Find and copy each line of the records where the string "لاحرامه" shows up.

(Stored records)
****

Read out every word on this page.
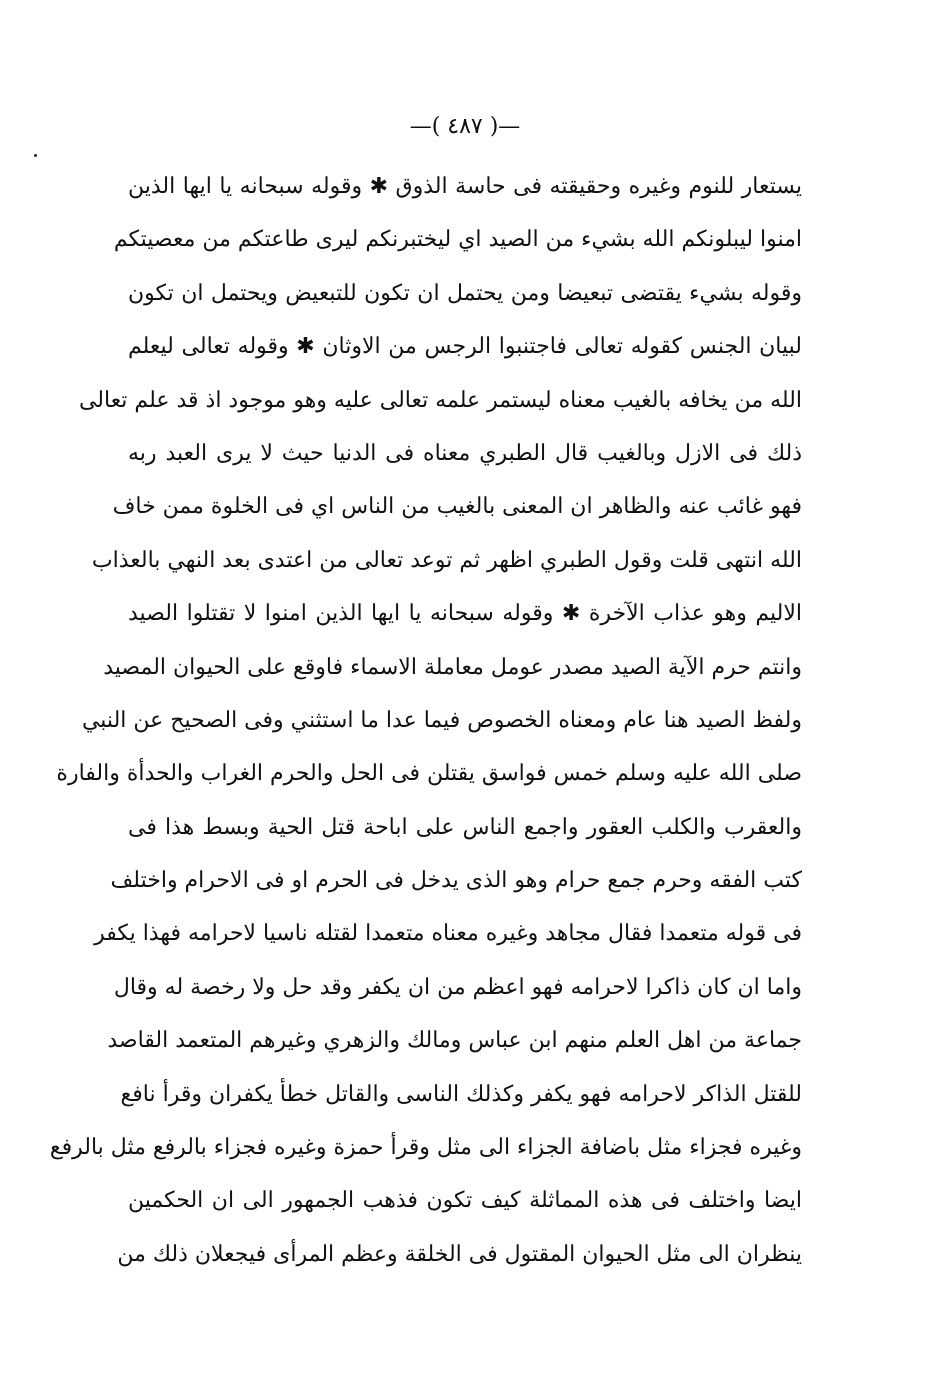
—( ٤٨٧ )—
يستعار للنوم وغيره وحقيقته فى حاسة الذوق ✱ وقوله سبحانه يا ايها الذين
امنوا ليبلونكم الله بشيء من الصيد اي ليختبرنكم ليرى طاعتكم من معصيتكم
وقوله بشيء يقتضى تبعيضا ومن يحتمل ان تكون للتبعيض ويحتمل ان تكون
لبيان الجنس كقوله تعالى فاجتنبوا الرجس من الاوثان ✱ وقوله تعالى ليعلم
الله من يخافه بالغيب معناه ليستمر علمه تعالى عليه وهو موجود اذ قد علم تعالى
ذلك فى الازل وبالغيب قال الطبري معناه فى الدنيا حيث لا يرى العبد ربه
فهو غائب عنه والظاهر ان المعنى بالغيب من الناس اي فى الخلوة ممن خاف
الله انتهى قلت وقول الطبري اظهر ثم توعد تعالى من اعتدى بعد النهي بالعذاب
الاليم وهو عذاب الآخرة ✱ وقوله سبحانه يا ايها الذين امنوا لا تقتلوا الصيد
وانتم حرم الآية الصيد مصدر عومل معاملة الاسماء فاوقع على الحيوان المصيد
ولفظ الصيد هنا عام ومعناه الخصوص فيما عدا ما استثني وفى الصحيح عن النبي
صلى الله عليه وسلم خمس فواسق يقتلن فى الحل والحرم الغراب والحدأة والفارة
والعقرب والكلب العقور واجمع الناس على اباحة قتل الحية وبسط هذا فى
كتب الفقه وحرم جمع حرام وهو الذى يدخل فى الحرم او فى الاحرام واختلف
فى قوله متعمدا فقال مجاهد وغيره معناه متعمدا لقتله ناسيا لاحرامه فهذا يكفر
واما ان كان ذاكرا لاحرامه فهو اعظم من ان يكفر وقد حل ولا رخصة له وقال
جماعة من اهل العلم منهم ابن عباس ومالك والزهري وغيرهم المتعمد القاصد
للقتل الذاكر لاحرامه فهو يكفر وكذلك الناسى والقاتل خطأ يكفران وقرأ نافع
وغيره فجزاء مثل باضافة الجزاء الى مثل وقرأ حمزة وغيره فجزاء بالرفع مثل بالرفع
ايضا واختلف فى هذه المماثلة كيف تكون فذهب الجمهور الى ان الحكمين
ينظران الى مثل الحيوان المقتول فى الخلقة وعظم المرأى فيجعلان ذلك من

****

• The solution:
فى قوله متعمدا فقال مجاهد وغيره معناه متعمدا لقتله ناسيا لاحرامه فهذا يكفر
واما ان كان ذاكرا لاحرامه فهو اعظم من ان يكفر وقد حل ولا رخصة له وقال
للقتل الذاكر لاحرامه فهو يكفر وكذلك الناسى والقاتل خطأ يكفران وقرأ نافع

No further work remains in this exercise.